> **Aim of the exercise**
Some lines in the records below may hold the word "INDIZES"; give the number of those lines and nothing else.
▼▼▼
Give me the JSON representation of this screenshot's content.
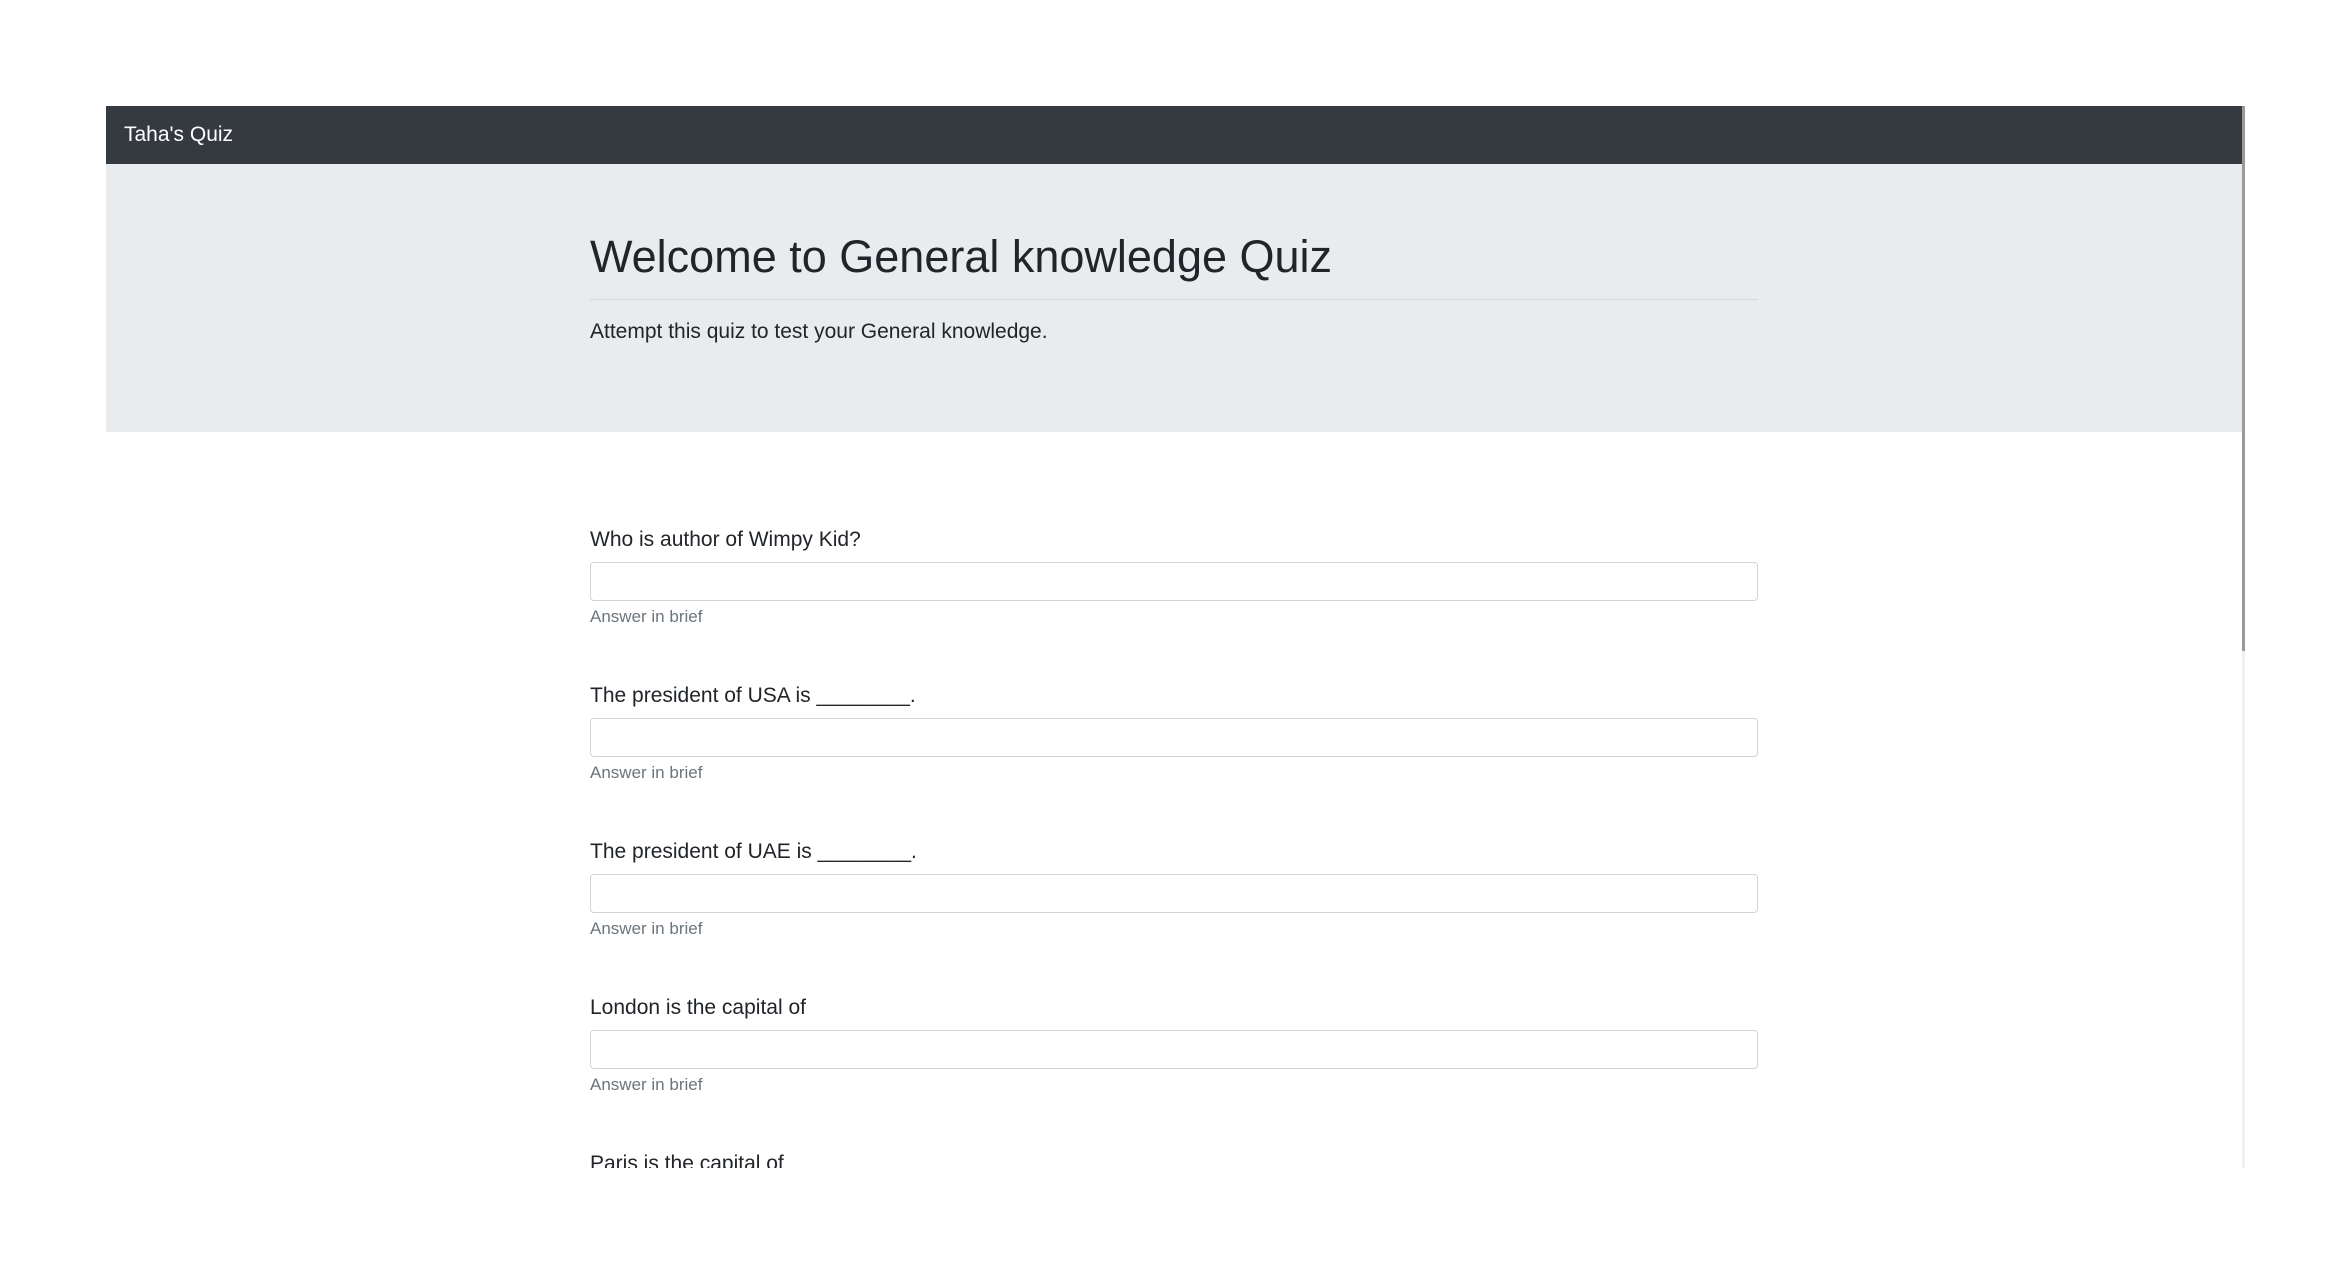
{
  "navbar": {
    "brand": "Taha's Quiz"
  },
  "jumbotron": {
    "title": "Welcome to General knowledge Quiz",
    "lead": "Attempt this quiz to test your General knowledge."
  },
  "questions": [
    {
      "label": "Who is author of Wimpy Kid?",
      "value": "",
      "help": "Answer in brief"
    },
    {
      "label": "The president of USA is ________.",
      "value": "",
      "help": "Answer in brief"
    },
    {
      "label": "The president of UAE is ________.",
      "value": "",
      "help": "Answer in brief"
    },
    {
      "label": "London is the capital of",
      "value": "",
      "help": "Answer in brief"
    },
    {
      "label": "Paris is the capital of",
      "value": "",
      "help": ""
    }
  ]
}
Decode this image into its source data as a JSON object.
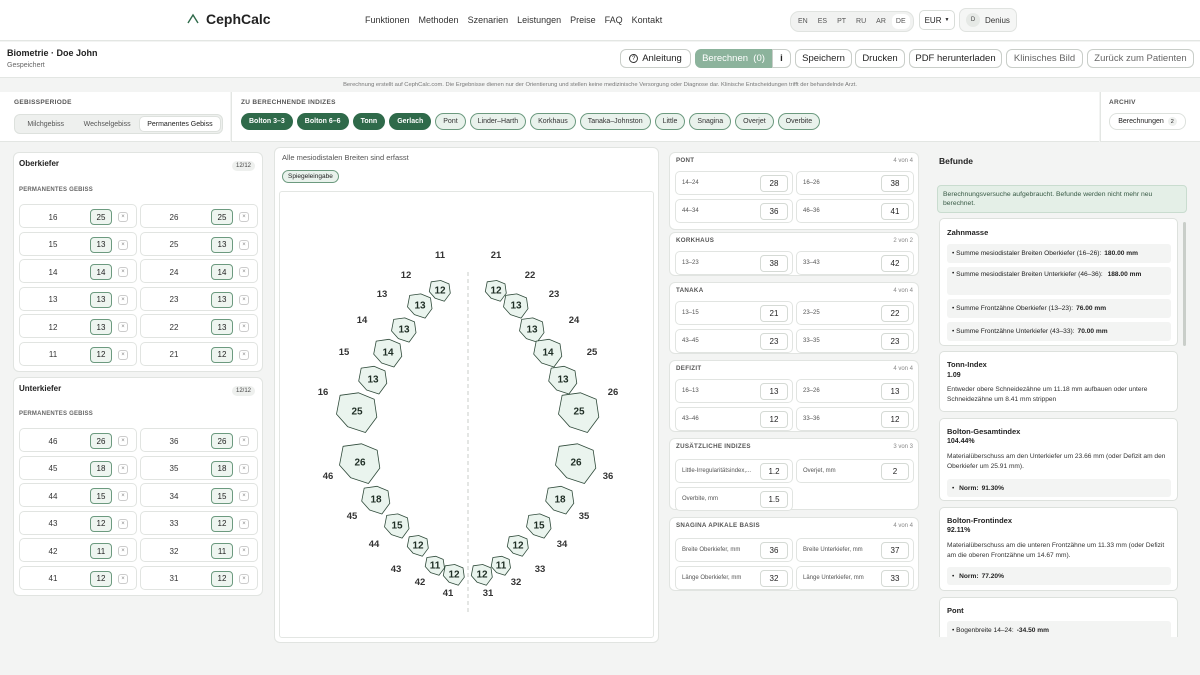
{
  "app": {
    "name": "CephCalc"
  },
  "nav": {
    "links": [
      "Funktionen",
      "Methoden",
      "Szenarien",
      "Leistungen",
      "Preise",
      "FAQ",
      "Kontakt"
    ],
    "languages": [
      "EN",
      "ES",
      "PT",
      "RU",
      "AR",
      "DE"
    ],
    "currency": "EUR",
    "user_initial": "D",
    "user_name": "Denius"
  },
  "header": {
    "title": "Biometrie · Doe John",
    "status": "Gespeichert",
    "buttons": {
      "guide": "Anleitung",
      "calculate": "Berechnen  (0)",
      "info": "i",
      "save": "Speichern",
      "print": "Drucken",
      "pdf": "PDF herunterladen",
      "clinical": "Klinisches Bild",
      "back": "Zurück zum Patienten"
    }
  },
  "disclaimer": "Berechnung erstellt auf CephCalc.com. Die Ergebnisse dienen nur der Orientierung und stellen keine medizinische Versorgung oder Diagnose dar. Klinische Entscheidungen trifft der behandelnde Arzt.",
  "period": {
    "label": "GEBISSPERIODE",
    "options": [
      "Milchgebiss",
      "Wechselgebiss",
      "Permanentes Gebiss"
    ],
    "selected": "Permanentes Gebiss"
  },
  "indices": {
    "label": "ZU BERECHNENDE INDIZES",
    "chips": [
      {
        "name": "Bolton 3–3",
        "on": true
      },
      {
        "name": "Bolton 6–6",
        "on": true
      },
      {
        "name": "Tonn",
        "on": true
      },
      {
        "name": "Gerlach",
        "on": true
      },
      {
        "name": "Pont",
        "on": false
      },
      {
        "name": "Linder–Harth",
        "on": false
      },
      {
        "name": "Korkhaus",
        "on": false
      },
      {
        "name": "Tanaka–Johnston",
        "on": false
      },
      {
        "name": "Little",
        "on": false
      },
      {
        "name": "Snagina",
        "on": false
      },
      {
        "name": "Overjet",
        "on": false
      },
      {
        "name": "Overbite",
        "on": false
      }
    ]
  },
  "archive": {
    "label": "ARCHIV",
    "button": "Berechnungen",
    "count": "2"
  },
  "upper": {
    "title": "Oberkiefer",
    "count": "12/12",
    "subtitle": "PERMANENTES GEBISS",
    "rows": [
      [
        "16",
        "25",
        "26",
        "25"
      ],
      [
        "15",
        "13",
        "25",
        "13"
      ],
      [
        "14",
        "14",
        "24",
        "14"
      ],
      [
        "13",
        "13",
        "23",
        "13"
      ],
      [
        "12",
        "13",
        "22",
        "13"
      ],
      [
        "11",
        "12",
        "21",
        "12"
      ]
    ]
  },
  "lower": {
    "title": "Unterkiefer",
    "count": "12/12",
    "subtitle": "PERMANENTES GEBISS",
    "rows": [
      [
        "46",
        "26",
        "36",
        "26"
      ],
      [
        "45",
        "18",
        "35",
        "18"
      ],
      [
        "44",
        "15",
        "34",
        "15"
      ],
      [
        "43",
        "12",
        "33",
        "12"
      ],
      [
        "42",
        "11",
        "32",
        "11"
      ],
      [
        "41",
        "12",
        "31",
        "12"
      ]
    ]
  },
  "center": {
    "status": "Alle mesiodistalen Breiten sind erfasst",
    "mirror": "Spiegeleingabe"
  },
  "diagram": {
    "upper_right": [
      [
        "11",
        "12"
      ],
      [
        "12",
        "13"
      ],
      [
        "13",
        "13"
      ],
      [
        "14",
        "14"
      ],
      [
        "15",
        "13"
      ],
      [
        "16",
        "25"
      ]
    ],
    "upper_left": [
      [
        "21",
        "12"
      ],
      [
        "22",
        "13"
      ],
      [
        "23",
        "13"
      ],
      [
        "24",
        "14"
      ],
      [
        "25",
        "13"
      ],
      [
        "26",
        "25"
      ]
    ],
    "lower_right": [
      [
        "46",
        "26"
      ],
      [
        "45",
        "18"
      ],
      [
        "44",
        "15"
      ],
      [
        "43",
        "12"
      ],
      [
        "42",
        "11"
      ],
      [
        "41",
        "12"
      ]
    ],
    "lower_left": [
      [
        "36",
        "26"
      ],
      [
        "35",
        "18"
      ],
      [
        "34",
        "15"
      ],
      [
        "33",
        "12"
      ],
      [
        "32",
        "11"
      ],
      [
        "31",
        "12"
      ]
    ]
  },
  "idx": {
    "pont": {
      "title": "PONT",
      "count": "4 von 4",
      "cells": [
        [
          "14–24",
          "28"
        ],
        [
          "16–26",
          "38"
        ],
        [
          "44–34",
          "36"
        ],
        [
          "46–36",
          "41"
        ]
      ]
    },
    "korkhaus": {
      "title": "KORKHAUS",
      "count": "2 von 2",
      "cells": [
        [
          "13–23",
          "38"
        ],
        [
          "33–43",
          "42"
        ]
      ]
    },
    "tanaka": {
      "title": "TANAKA",
      "count": "4 von 4",
      "cells": [
        [
          "13–15",
          "21"
        ],
        [
          "23–25",
          "22"
        ],
        [
          "43–45",
          "23"
        ],
        [
          "33–35",
          "23"
        ]
      ]
    },
    "defizit": {
      "title": "DEFIZIT",
      "count": "4 von 4",
      "cells": [
        [
          "16–13",
          "13"
        ],
        [
          "23–26",
          "13"
        ],
        [
          "43–46",
          "12"
        ],
        [
          "33–36",
          "12"
        ]
      ]
    },
    "extra": {
      "title": "ZUSÄTZLICHE INDIZES",
      "count": "3 von 3",
      "cells": [
        [
          "Little-Irregularitätsindex,...",
          "1.2"
        ],
        [
          "Overjet, mm",
          "2"
        ],
        [
          "Overbite, mm",
          "1.5"
        ]
      ]
    },
    "snagina": {
      "title": "SNAGINA APIKALE BASIS",
      "count": "4 von 4",
      "cells": [
        [
          "Breite Oberkiefer, mm",
          "36"
        ],
        [
          "Breite Unterkiefer, mm",
          "37"
        ],
        [
          "Länge Oberkiefer, mm",
          "32"
        ],
        [
          "Länge Unterkiefer, mm",
          "33"
        ]
      ]
    }
  },
  "findings": {
    "title": "Befunde",
    "alert": "Berechnungsversuche aufgebraucht. Befunde werden nicht mehr neu berechnet.",
    "zahnmasse": {
      "title": "Zahnmasse",
      "items": [
        [
          "Summe mesiodistaler Breiten Oberkiefer (16–26):",
          "180.00 mm"
        ],
        [
          "Summe mesiodistaler Breiten Unterkiefer (46–36):",
          "188.00 mm"
        ],
        [
          "Summe Frontzähne Oberkiefer (13–23):",
          "76.00 mm"
        ],
        [
          "Summe Frontzähne Unterkiefer (43–33):",
          "70.00 mm"
        ]
      ]
    },
    "tonn": {
      "title": "Tonn-Index",
      "value": "1.09",
      "text": "Entweder obere Schneidezähne um 11.18 mm aufbauen oder untere Schneidezähne um 8.41 mm strippen"
    },
    "bolton_total": {
      "title": "Bolton-Gesamtindex",
      "value": "104.44%",
      "text": "Materialüberschuss am den Unterkiefer um 23.66 mm (oder Defizit am den Oberkiefer um 25.91 mm).",
      "norm_label": "Norm:",
      "norm": "91.30%"
    },
    "bolton_front": {
      "title": "Bolton-Frontindex",
      "value": "92.11%",
      "text": "Materialüberschuss am die unteren Frontzähne um 11.33 mm (oder Defizit am die oberen Frontzähne um 14.67 mm).",
      "norm_label": "Norm:",
      "norm": "77.20%"
    },
    "pont": {
      "title": "Pont",
      "item_label": "Bogenbreite 14–24:",
      "item_value": "-34.50 mm"
    }
  }
}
▲▲▲
> **Correct output**
2